**Required work:** Return each line of the data below verbatim; pictures are to be left out.

**Available data:**
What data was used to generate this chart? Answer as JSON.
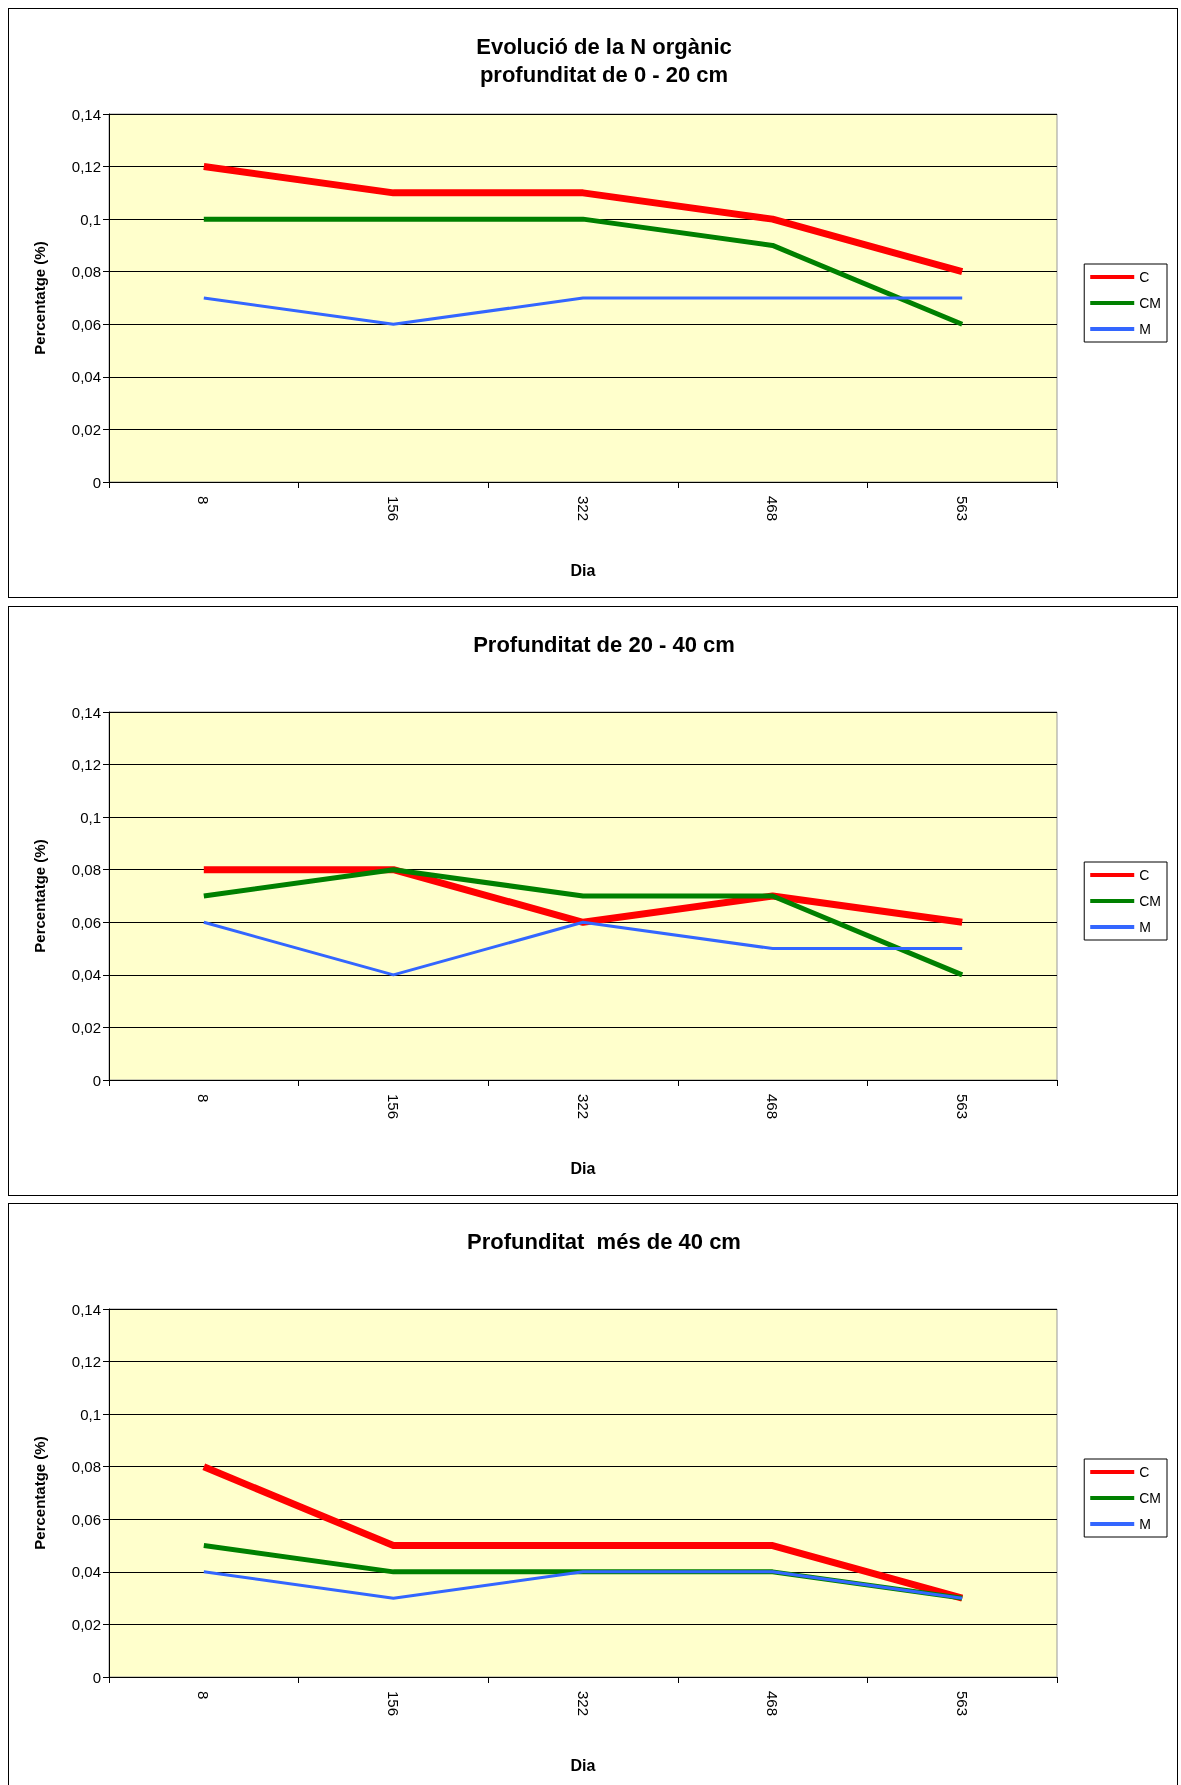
{
  "chart_data": [
    {
      "type": "line",
      "title": "Evolució de la N orgànic\nprofunditat de 0 - 20 cm",
      "xlabel": "Dia",
      "ylabel": "Percentatge (%)",
      "categories": [
        "8",
        "156",
        "322",
        "468",
        "563"
      ],
      "series": [
        {
          "name": "C",
          "color": "#ff0000",
          "values": [
            0.12,
            0.11,
            0.11,
            0.1,
            0.08
          ]
        },
        {
          "name": "CM",
          "color": "#008000",
          "values": [
            0.1,
            0.1,
            0.1,
            0.09,
            0.06
          ]
        },
        {
          "name": "M",
          "color": "#3366ff",
          "values": [
            0.07,
            0.06,
            0.07,
            0.07,
            0.07
          ]
        }
      ],
      "ylim": [
        0,
        0.14
      ],
      "yticks": [
        {
          "value": 0,
          "label": "0"
        },
        {
          "value": 0.02,
          "label": "0,02"
        },
        {
          "value": 0.04,
          "label": "0,04"
        },
        {
          "value": 0.06,
          "label": "0,06"
        },
        {
          "value": 0.08,
          "label": "0,08"
        },
        {
          "value": 0.1,
          "label": "0,1"
        },
        {
          "value": 0.12,
          "label": "0,12"
        },
        {
          "value": 0.14,
          "label": "0,14"
        }
      ],
      "grid": "y",
      "legend": "right",
      "line_style": "solid"
    },
    {
      "type": "line",
      "title": "Profunditat de 20 - 40 cm",
      "xlabel": "Dia",
      "ylabel": "Percentatge (%)",
      "categories": [
        "8",
        "156",
        "322",
        "468",
        "563"
      ],
      "series": [
        {
          "name": "C",
          "color": "#ff0000",
          "values": [
            0.08,
            0.08,
            0.06,
            0.07,
            0.06
          ]
        },
        {
          "name": "CM",
          "color": "#008000",
          "values": [
            0.07,
            0.08,
            0.07,
            0.07,
            0.04
          ]
        },
        {
          "name": "M",
          "color": "#3366ff",
          "values": [
            0.06,
            0.04,
            0.06,
            0.05,
            0.05
          ]
        }
      ],
      "ylim": [
        0,
        0.14
      ],
      "yticks": [
        {
          "value": 0,
          "label": "0"
        },
        {
          "value": 0.02,
          "label": "0,02"
        },
        {
          "value": 0.04,
          "label": "0,04"
        },
        {
          "value": 0.06,
          "label": "0,06"
        },
        {
          "value": 0.08,
          "label": "0,08"
        },
        {
          "value": 0.1,
          "label": "0,1"
        },
        {
          "value": 0.12,
          "label": "0,12"
        },
        {
          "value": 0.14,
          "label": "0,14"
        }
      ],
      "grid": "y",
      "legend": "right",
      "line_style": "solid"
    },
    {
      "type": "line",
      "title": "Profunditat  més de 40 cm",
      "xlabel": "Dia",
      "ylabel": "Percentatge (%)",
      "categories": [
        "8",
        "156",
        "322",
        "468",
        "563"
      ],
      "series": [
        {
          "name": "C",
          "color": "#ff0000",
          "values": [
            0.08,
            0.05,
            0.05,
            0.05,
            0.03
          ]
        },
        {
          "name": "CM",
          "color": "#008000",
          "values": [
            0.05,
            0.04,
            0.04,
            0.04,
            0.03
          ]
        },
        {
          "name": "M",
          "color": "#3366ff",
          "values": [
            0.04,
            0.03,
            0.04,
            0.04,
            0.03
          ]
        }
      ],
      "ylim": [
        0,
        0.14
      ],
      "yticks": [
        {
          "value": 0,
          "label": "0"
        },
        {
          "value": 0.02,
          "label": "0,02"
        },
        {
          "value": 0.04,
          "label": "0,04"
        },
        {
          "value": 0.06,
          "label": "0,06"
        },
        {
          "value": 0.08,
          "label": "0,08"
        },
        {
          "value": 0.1,
          "label": "0,1"
        },
        {
          "value": 0.12,
          "label": "0,12"
        },
        {
          "value": 0.14,
          "label": "0,14"
        }
      ],
      "grid": "y",
      "legend": "right",
      "line_style": "solid"
    }
  ]
}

**Response:**
What data was used to generate this chart? Answer as JSON.
{
  "chart_data": [
    {
      "type": "line",
      "title": "Evolució de la N orgànic\nprofunditat de 0 - 20 cm",
      "xlabel": "Dia",
      "ylabel": "Percentatge (%)",
      "categories": [
        "8",
        "156",
        "322",
        "468",
        "563"
      ],
      "series": [
        {
          "name": "C",
          "color": "#ff0000",
          "values": [
            0.12,
            0.11,
            0.11,
            0.1,
            0.08
          ]
        },
        {
          "name": "CM",
          "color": "#008000",
          "values": [
            0.1,
            0.1,
            0.1,
            0.09,
            0.06
          ]
        },
        {
          "name": "M",
          "color": "#3366ff",
          "values": [
            0.07,
            0.06,
            0.07,
            0.07,
            0.07
          ]
        }
      ],
      "ylim": [
        0,
        0.14
      ],
      "yticks": [
        {
          "value": 0,
          "label": "0"
        },
        {
          "value": 0.02,
          "label": "0,02"
        },
        {
          "value": 0.04,
          "label": "0,04"
        },
        {
          "value": 0.06,
          "label": "0,06"
        },
        {
          "value": 0.08,
          "label": "0,08"
        },
        {
          "value": 0.1,
          "label": "0,1"
        },
        {
          "value": 0.12,
          "label": "0,12"
        },
        {
          "value": 0.14,
          "label": "0,14"
        }
      ],
      "grid": "y",
      "legend": "right",
      "line_style": "solid"
    },
    {
      "type": "line",
      "title": "Profunditat de 20 - 40 cm",
      "xlabel": "Dia",
      "ylabel": "Percentatge (%)",
      "categories": [
        "8",
        "156",
        "322",
        "468",
        "563"
      ],
      "series": [
        {
          "name": "C",
          "color": "#ff0000",
          "values": [
            0.08,
            0.08,
            0.06,
            0.07,
            0.06
          ]
        },
        {
          "name": "CM",
          "color": "#008000",
          "values": [
            0.07,
            0.08,
            0.07,
            0.07,
            0.04
          ]
        },
        {
          "name": "M",
          "color": "#3366ff",
          "values": [
            0.06,
            0.04,
            0.06,
            0.05,
            0.05
          ]
        }
      ],
      "ylim": [
        0,
        0.14
      ],
      "yticks": [
        {
          "value": 0,
          "label": "0"
        },
        {
          "value": 0.02,
          "label": "0,02"
        },
        {
          "value": 0.04,
          "label": "0,04"
        },
        {
          "value": 0.06,
          "label": "0,06"
        },
        {
          "value": 0.08,
          "label": "0,08"
        },
        {
          "value": 0.1,
          "label": "0,1"
        },
        {
          "value": 0.12,
          "label": "0,12"
        },
        {
          "value": 0.14,
          "label": "0,14"
        }
      ],
      "grid": "y",
      "legend": "right",
      "line_style": "solid"
    },
    {
      "type": "line",
      "title": "Profunditat  més de 40 cm",
      "xlabel": "Dia",
      "ylabel": "Percentatge (%)",
      "categories": [
        "8",
        "156",
        "322",
        "468",
        "563"
      ],
      "series": [
        {
          "name": "C",
          "color": "#ff0000",
          "values": [
            0.08,
            0.05,
            0.05,
            0.05,
            0.03
          ]
        },
        {
          "name": "CM",
          "color": "#008000",
          "values": [
            0.05,
            0.04,
            0.04,
            0.04,
            0.03
          ]
        },
        {
          "name": "M",
          "color": "#3366ff",
          "values": [
            0.04,
            0.03,
            0.04,
            0.04,
            0.03
          ]
        }
      ],
      "ylim": [
        0,
        0.14
      ],
      "yticks": [
        {
          "value": 0,
          "label": "0"
        },
        {
          "value": 0.02,
          "label": "0,02"
        },
        {
          "value": 0.04,
          "label": "0,04"
        },
        {
          "value": 0.06,
          "label": "0,06"
        },
        {
          "value": 0.08,
          "label": "0,08"
        },
        {
          "value": 0.1,
          "label": "0,1"
        },
        {
          "value": 0.12,
          "label": "0,12"
        },
        {
          "value": 0.14,
          "label": "0,14"
        }
      ],
      "grid": "y",
      "legend": "right",
      "line_style": "solid"
    }
  ]
}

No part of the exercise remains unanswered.